* Begin *

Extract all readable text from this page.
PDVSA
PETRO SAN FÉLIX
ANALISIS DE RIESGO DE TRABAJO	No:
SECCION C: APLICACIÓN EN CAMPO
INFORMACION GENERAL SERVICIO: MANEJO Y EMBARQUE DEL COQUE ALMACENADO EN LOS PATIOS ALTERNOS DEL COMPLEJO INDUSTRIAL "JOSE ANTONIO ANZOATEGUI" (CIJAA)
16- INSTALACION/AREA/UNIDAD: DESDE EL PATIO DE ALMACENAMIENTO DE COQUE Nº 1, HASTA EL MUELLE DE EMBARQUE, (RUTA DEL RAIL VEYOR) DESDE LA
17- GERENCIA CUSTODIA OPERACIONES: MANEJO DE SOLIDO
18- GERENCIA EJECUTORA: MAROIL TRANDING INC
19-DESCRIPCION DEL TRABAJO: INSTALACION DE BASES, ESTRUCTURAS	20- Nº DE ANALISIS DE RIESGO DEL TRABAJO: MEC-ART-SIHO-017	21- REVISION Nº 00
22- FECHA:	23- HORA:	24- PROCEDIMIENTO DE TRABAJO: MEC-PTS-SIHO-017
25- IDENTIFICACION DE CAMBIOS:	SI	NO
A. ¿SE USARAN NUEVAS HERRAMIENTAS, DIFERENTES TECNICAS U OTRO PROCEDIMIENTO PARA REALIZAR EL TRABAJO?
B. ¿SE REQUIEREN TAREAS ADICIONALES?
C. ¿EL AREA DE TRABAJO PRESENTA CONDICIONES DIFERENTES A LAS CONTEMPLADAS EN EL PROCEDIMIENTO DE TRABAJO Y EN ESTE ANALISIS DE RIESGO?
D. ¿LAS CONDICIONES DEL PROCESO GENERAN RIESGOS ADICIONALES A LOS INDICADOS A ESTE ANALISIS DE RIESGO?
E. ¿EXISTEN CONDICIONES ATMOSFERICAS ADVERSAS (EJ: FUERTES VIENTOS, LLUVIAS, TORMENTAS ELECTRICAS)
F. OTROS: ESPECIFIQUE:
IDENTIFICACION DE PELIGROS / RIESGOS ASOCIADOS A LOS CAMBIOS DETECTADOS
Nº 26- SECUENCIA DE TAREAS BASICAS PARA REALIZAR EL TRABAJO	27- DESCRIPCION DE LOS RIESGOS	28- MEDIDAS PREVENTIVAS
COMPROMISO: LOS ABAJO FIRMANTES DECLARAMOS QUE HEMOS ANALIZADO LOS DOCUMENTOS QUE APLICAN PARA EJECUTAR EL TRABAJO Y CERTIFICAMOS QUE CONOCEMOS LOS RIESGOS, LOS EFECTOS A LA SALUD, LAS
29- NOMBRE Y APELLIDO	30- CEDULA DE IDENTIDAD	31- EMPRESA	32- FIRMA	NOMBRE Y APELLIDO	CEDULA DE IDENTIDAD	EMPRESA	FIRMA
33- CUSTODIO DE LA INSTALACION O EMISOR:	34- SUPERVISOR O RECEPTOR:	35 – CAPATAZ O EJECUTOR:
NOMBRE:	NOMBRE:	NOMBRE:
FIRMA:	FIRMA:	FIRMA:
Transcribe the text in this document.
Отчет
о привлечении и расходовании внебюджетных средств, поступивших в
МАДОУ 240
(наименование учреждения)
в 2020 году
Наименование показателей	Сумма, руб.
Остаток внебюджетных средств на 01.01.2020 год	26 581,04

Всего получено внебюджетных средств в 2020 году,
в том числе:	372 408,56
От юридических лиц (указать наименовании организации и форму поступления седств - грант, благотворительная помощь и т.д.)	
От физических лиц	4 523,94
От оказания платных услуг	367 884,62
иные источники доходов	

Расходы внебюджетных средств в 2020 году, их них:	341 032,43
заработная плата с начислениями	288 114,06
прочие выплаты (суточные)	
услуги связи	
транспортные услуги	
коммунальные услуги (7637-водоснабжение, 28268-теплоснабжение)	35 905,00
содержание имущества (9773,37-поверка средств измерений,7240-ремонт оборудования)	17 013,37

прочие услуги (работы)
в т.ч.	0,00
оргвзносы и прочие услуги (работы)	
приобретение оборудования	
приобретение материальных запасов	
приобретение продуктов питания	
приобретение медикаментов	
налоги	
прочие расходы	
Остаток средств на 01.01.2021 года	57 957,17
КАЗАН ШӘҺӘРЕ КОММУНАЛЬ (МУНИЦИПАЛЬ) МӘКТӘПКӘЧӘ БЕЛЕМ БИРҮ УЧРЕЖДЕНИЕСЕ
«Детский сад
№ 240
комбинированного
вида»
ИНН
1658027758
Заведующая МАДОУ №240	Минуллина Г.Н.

* End *

TO DO. Write out all the lines again, exactly as they are.

ANSWER TO THE TASK.
Extract all readable text from this page.
PDVSA
PETRO SAN FÉLIX
ANALISIS DE RIESGO DE TRABAJO	No:
SECCION C: APLICACIÓN EN CAMPO
INFORMACION GENERAL SERVICIO: MANEJO Y EMBARQUE DEL COQUE ALMACENADO EN LOS PATIOS ALTERNOS DEL COMPLEJO INDUSTRIAL "JOSE ANTONIO ANZOATEGUI" (CIJAA)
16- INSTALACION/AREA/UNIDAD: DESDE EL PATIO DE ALMACENAMIENTO DE COQUE Nº 1, HASTA EL MUELLE DE EMBARQUE, (RUTA DEL RAIL VEYOR) DESDE LA
17- GERENCIA CUSTODIA OPERACIONES: MANEJO DE SOLIDO
18- GERENCIA EJECUTORA: MAROIL TRANDING INC
19-DESCRIPCION DEL TRABAJO: INSTALACION DE BASES, ESTRUCTURAS	20- Nº DE ANALISIS DE RIESGO DEL TRABAJO: MEC-ART-SIHO-017	21- REVISION Nº 00
22- FECHA:	23- HORA:	24- PROCEDIMIENTO DE TRABAJO: MEC-PTS-SIHO-017
25- IDENTIFICACION DE CAMBIOS:	SI	NO
A. ¿SE USARAN NUEVAS HERRAMIENTAS, DIFERENTES TECNICAS U OTRO PROCEDIMIENTO PARA REALIZAR EL TRABAJO?
B. ¿SE REQUIEREN TAREAS ADICIONALES?
C. ¿EL AREA DE TRABAJO PRESENTA CONDICIONES DIFERENTES A LAS CONTEMPLADAS EN EL PROCEDIMIENTO DE TRABAJO Y EN ESTE ANALISIS DE RIESGO?
D. ¿LAS CONDICIONES DEL PROCESO GENERAN RIESGOS ADICIONALES A LOS INDICADOS A ESTE ANALISIS DE RIESGO?
E. ¿EXISTEN CONDICIONES ATMOSFERICAS ADVERSAS (EJ: FUERTES VIENTOS, LLUVIAS, TORMENTAS ELECTRICAS)
F. OTROS: ESPECIFIQUE:
IDENTIFICACION DE PELIGROS / RIESGOS ASOCIADOS A LOS CAMBIOS DETECTADOS
Nº 26- SECUENCIA DE TAREAS BASICAS PARA REALIZAR EL TRABAJO	27- DESCRIPCION DE LOS RIESGOS	28- MEDIDAS PREVENTIVAS
COMPROMISO: LOS ABAJO FIRMANTES DECLARAMOS QUE HEMOS ANALIZADO LOS DOCUMENTOS QUE APLICAN PARA EJECUTAR EL TRABAJO Y CERTIFICAMOS QUE CONOCEMOS LOS RIESGOS, LOS EFECTOS A LA SALUD, LAS
29- NOMBRE Y APELLIDO	30- CEDULA DE IDENTIDAD	31- EMPRESA	32- FIRMA	NOMBRE Y APELLIDO	CEDULA DE IDENTIDAD	EMPRESA	FIRMA
33- CUSTODIO DE LA INSTALACION O EMISOR:	34- SUPERVISOR O RECEPTOR:	35 – CAPATAZ O EJECUTOR:
NOMBRE:	NOMBRE:	NOMBRE:
FIRMA:	FIRMA:	FIRMA:
Transcribe the text in this document.
Отчет
о привлечении и расходовании внебюджетных средств, поступивших в
МАДОУ 240
(наименование учреждения)
в 2020 году
Наименование показателей	Сумма, руб.
Остаток внебюджетных средств на 01.01.2020 год	26 581,04

Всего получено внебюджетных средств в 2020 году,
в том числе:	372 408,56
От юридических лиц (указать наименовании организации и форму поступления седств - грант, благотворительная помощь и т.д.)	
От физических лиц	4 523,94
От оказания платных услуг	367 884,62
иные источники доходов	

Расходы внебюджетных средств в 2020 году, их них:	341 032,43
заработная плата с начислениями	288 114,06
прочие выплаты (суточные)	
услуги связи	
транспортные услуги	
коммунальные услуги (7637-водоснабжение, 28268-теплоснабжение)	35 905,00
содержание имущества (9773,37-поверка средств измерений,7240-ремонт оборудования)	17 013,37

прочие услуги (работы)
в т.ч.	0,00
оргвзносы и прочие услуги (работы)	
приобретение оборудования	
приобретение материальных запасов	
приобретение продуктов питания	
приобретение медикаментов	
налоги	
прочие расходы	
Остаток средств на 01.01.2021 года	57 957,17
КАЗАН ШӘҺӘРЕ КОММУНАЛЬ (МУНИЦИПАЛЬ) МӘКТӘПКӘЧӘ БЕЛЕМ БИРҮ УЧРЕЖДЕНИЕСЕ
«Детский сад
№ 240
комбинированного
вида»
ИНН
1658027758
Заведующая МАДОУ №240	Минуллина Г.Н.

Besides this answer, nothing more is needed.